Records shown:
--------------------
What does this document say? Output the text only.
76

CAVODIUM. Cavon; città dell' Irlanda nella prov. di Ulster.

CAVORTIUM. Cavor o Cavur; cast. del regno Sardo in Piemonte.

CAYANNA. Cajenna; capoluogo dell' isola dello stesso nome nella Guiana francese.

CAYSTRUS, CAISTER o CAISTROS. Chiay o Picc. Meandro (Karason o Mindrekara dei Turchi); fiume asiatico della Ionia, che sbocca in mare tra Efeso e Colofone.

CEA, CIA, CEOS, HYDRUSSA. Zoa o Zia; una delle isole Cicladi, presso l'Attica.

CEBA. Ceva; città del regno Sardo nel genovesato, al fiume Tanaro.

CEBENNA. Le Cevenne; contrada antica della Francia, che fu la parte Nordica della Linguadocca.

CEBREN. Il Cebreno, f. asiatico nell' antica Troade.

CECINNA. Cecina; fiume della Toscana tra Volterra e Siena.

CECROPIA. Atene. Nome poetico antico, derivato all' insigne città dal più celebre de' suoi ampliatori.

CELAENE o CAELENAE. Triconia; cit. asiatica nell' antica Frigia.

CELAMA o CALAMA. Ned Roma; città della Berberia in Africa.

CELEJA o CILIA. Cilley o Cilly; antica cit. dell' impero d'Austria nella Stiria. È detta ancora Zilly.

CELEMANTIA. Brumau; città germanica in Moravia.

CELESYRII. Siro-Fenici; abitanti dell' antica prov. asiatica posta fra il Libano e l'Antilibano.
--------------------
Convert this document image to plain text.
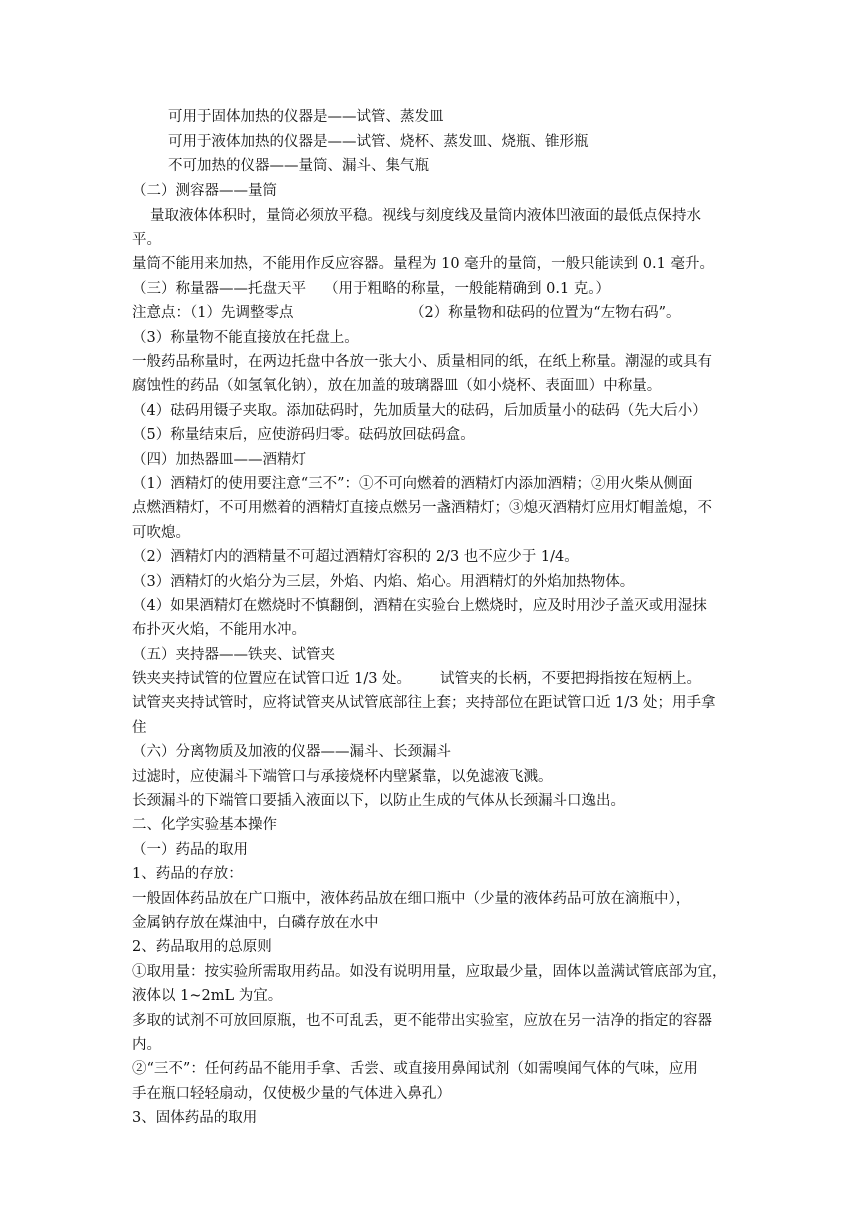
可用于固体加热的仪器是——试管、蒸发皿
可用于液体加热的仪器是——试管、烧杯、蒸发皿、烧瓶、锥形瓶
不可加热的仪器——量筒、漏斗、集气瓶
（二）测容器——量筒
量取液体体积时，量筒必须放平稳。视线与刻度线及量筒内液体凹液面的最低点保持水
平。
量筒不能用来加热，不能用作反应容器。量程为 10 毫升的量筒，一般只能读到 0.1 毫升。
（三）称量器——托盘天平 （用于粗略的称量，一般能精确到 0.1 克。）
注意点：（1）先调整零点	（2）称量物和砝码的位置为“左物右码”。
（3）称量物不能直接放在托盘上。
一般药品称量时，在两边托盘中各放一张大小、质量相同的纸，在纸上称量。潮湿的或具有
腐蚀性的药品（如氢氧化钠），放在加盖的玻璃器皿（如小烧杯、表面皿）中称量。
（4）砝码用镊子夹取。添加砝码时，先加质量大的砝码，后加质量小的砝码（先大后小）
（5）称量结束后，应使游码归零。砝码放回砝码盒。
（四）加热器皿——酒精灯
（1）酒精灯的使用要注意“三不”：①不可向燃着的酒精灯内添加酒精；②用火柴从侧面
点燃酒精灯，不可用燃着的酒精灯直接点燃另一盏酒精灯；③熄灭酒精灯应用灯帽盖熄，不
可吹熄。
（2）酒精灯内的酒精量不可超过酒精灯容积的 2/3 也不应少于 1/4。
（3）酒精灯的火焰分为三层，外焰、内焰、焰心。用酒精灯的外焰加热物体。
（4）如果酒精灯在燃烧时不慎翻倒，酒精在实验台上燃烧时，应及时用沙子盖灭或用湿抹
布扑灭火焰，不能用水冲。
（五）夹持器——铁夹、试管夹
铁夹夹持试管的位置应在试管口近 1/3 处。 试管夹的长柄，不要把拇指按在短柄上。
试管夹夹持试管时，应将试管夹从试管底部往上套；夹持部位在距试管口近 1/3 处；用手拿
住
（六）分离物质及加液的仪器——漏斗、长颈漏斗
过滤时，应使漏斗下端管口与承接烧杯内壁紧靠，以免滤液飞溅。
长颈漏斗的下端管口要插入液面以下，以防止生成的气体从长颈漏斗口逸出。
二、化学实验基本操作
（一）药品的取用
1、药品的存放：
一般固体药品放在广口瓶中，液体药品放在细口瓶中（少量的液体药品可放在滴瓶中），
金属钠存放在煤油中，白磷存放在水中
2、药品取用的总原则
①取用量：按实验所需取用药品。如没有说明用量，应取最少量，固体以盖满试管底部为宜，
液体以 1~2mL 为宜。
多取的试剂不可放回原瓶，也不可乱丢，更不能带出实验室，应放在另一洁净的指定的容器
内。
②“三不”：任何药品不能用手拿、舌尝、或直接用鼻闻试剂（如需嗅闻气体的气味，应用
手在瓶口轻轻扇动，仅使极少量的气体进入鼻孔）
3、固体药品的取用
--------------------
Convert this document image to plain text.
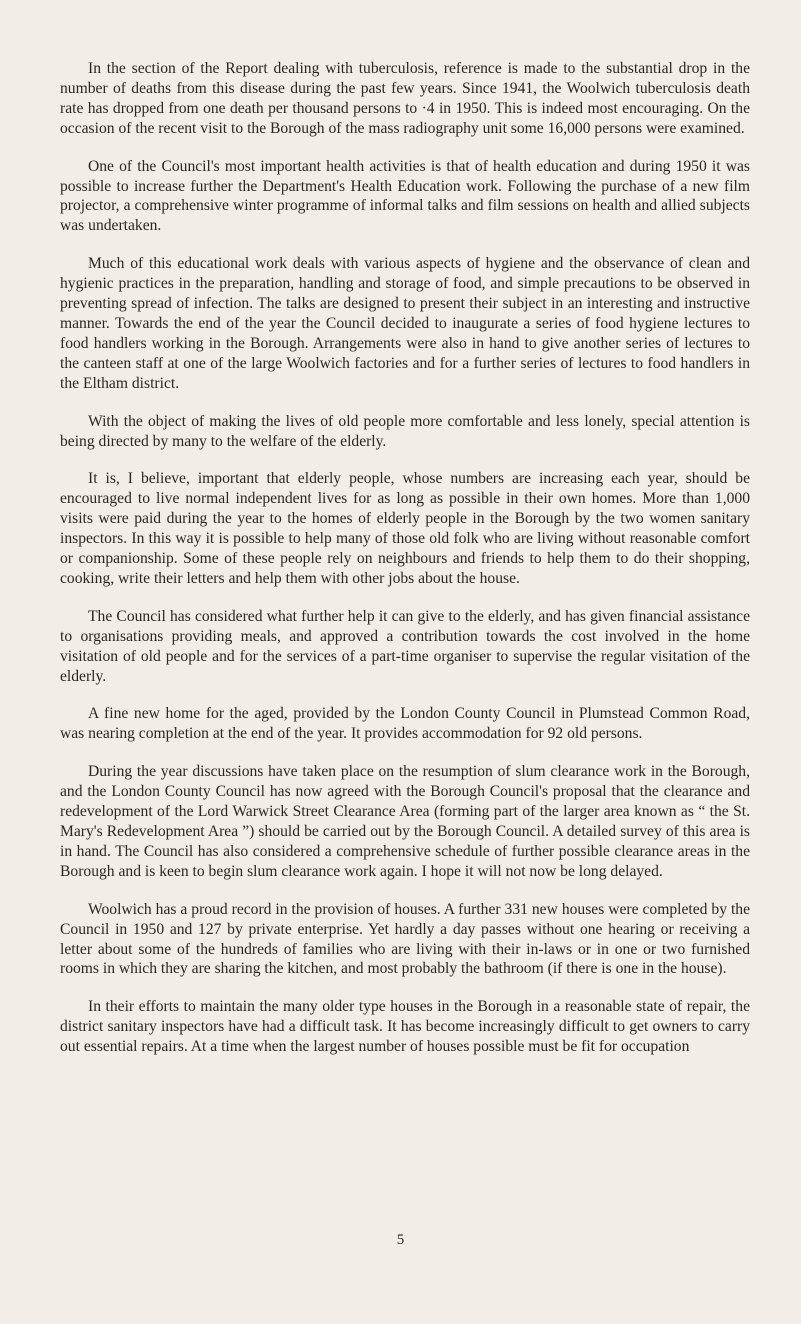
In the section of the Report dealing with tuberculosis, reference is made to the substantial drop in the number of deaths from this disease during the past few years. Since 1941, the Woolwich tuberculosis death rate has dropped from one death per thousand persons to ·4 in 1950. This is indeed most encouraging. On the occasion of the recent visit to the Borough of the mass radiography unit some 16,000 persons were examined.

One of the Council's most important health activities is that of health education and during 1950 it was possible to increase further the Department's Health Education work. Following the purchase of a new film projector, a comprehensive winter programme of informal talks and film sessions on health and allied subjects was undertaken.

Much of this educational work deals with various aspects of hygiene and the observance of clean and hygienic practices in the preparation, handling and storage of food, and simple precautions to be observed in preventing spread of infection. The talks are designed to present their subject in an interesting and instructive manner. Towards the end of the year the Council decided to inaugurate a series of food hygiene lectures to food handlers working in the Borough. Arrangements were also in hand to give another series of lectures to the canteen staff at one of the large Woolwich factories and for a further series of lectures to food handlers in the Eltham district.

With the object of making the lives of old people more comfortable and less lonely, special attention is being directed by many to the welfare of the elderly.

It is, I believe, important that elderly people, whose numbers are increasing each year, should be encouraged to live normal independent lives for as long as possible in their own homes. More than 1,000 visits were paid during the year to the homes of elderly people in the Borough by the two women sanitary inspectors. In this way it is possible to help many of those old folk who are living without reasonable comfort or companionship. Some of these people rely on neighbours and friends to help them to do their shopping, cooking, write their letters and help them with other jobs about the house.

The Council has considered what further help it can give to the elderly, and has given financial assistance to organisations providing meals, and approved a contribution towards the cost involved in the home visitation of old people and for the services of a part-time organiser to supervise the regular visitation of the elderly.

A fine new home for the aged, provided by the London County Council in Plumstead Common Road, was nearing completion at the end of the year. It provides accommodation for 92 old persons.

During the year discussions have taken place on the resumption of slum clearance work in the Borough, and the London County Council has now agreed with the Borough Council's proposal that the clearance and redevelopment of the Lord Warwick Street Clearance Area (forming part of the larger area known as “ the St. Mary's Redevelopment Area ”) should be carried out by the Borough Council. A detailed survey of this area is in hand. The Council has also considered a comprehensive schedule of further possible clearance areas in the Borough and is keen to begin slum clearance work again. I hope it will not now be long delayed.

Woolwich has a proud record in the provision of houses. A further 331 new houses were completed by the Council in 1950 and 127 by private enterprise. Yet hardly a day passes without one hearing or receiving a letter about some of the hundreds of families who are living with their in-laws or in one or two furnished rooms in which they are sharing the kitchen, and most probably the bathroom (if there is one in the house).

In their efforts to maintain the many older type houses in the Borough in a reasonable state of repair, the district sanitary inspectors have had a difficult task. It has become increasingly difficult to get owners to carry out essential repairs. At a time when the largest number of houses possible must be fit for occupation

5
--------------------
Exercise brief:
Tally up the lines in the records containing the word "lives", then give the count and nothing else.

Response for this exercise:
2